INSTRUCTIONS FOR THE TASK :: Pick out every line in the records below that contains the string "band", treating uppercase and lowercase as different. Copy each of those lines.

[Dataset items]
──────────────────────────────

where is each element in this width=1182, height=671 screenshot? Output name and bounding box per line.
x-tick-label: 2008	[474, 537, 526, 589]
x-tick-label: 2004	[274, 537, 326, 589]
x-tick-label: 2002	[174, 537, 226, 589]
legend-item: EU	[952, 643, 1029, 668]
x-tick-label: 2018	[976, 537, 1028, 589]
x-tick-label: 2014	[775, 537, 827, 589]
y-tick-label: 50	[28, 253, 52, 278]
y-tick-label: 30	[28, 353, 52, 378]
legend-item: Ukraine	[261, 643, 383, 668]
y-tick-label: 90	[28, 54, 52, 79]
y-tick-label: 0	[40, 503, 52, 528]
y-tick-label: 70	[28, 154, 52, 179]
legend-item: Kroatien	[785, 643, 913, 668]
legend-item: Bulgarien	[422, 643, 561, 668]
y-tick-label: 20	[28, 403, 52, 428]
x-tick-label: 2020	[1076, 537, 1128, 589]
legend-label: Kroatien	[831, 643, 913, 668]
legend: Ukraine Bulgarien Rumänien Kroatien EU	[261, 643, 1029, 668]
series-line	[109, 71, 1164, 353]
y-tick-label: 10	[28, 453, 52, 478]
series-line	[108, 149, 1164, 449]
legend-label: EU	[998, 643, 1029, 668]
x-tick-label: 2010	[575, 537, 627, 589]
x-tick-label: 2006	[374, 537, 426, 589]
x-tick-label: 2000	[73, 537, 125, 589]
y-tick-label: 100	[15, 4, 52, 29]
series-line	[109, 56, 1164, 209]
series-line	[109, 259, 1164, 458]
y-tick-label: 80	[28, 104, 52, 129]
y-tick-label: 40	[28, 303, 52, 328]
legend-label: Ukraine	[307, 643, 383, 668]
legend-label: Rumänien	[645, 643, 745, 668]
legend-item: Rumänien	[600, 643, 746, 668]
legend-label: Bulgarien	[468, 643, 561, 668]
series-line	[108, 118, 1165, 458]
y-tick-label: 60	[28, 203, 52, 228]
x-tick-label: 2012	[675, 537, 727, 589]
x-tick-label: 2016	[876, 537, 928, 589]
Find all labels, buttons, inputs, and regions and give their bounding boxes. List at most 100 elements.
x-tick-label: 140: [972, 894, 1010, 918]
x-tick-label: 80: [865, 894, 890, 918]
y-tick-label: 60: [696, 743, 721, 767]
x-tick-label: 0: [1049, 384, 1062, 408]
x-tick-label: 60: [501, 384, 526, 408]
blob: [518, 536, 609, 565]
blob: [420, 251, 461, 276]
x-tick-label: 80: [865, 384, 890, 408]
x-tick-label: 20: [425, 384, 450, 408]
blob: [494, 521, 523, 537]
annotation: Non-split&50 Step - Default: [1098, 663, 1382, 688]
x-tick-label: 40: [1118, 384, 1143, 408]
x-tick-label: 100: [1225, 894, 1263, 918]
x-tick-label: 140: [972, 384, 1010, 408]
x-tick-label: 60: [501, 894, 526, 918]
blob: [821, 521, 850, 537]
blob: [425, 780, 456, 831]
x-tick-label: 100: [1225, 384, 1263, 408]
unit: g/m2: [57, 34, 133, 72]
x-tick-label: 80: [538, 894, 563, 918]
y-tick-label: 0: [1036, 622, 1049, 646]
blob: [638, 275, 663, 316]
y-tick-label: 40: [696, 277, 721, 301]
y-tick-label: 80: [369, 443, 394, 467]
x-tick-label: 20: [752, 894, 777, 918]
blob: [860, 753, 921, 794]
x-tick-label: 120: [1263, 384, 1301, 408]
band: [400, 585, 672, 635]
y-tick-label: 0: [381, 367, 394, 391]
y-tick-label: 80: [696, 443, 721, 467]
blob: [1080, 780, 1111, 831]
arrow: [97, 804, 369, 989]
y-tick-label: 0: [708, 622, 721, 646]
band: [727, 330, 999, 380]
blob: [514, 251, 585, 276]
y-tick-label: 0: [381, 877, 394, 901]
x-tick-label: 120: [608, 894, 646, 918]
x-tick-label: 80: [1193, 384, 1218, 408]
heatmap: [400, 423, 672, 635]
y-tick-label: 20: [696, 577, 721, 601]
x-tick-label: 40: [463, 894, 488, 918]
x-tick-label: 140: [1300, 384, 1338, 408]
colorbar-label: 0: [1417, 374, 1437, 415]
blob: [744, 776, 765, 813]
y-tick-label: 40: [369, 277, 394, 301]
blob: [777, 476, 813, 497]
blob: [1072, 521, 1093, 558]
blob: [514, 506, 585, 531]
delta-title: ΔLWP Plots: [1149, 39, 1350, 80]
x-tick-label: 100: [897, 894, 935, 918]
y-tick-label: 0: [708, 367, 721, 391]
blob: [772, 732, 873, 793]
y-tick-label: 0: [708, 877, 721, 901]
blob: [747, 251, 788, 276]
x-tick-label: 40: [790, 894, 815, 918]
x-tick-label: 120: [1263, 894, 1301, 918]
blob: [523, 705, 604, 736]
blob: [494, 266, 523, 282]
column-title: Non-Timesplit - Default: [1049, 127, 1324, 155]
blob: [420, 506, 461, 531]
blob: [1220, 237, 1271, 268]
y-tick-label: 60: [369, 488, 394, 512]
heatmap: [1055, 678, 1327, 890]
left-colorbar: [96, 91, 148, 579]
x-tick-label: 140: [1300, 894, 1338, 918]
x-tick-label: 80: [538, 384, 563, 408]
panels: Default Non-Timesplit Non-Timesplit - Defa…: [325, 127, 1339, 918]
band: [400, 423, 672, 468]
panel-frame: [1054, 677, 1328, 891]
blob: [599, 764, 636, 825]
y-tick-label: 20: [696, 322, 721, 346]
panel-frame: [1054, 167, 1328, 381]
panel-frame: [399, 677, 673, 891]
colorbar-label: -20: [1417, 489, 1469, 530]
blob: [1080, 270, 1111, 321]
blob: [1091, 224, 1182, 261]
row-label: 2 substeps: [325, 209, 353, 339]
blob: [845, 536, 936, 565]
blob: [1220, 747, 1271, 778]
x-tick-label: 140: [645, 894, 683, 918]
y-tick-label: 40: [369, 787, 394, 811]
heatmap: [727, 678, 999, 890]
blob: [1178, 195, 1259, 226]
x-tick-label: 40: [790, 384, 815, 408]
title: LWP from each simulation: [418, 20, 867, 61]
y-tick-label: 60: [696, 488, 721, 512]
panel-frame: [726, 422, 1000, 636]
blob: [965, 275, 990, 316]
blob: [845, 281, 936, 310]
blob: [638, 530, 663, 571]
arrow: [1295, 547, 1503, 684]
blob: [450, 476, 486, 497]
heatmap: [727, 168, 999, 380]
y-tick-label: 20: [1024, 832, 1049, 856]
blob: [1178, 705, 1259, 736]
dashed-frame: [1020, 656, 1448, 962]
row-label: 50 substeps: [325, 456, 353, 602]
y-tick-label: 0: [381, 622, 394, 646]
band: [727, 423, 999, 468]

──────────────────────────────

SOLUTION BELOW ::
band: [400, 585, 672, 635]
band: [727, 330, 999, 380]
band: [400, 423, 672, 468]
band: [727, 423, 999, 468]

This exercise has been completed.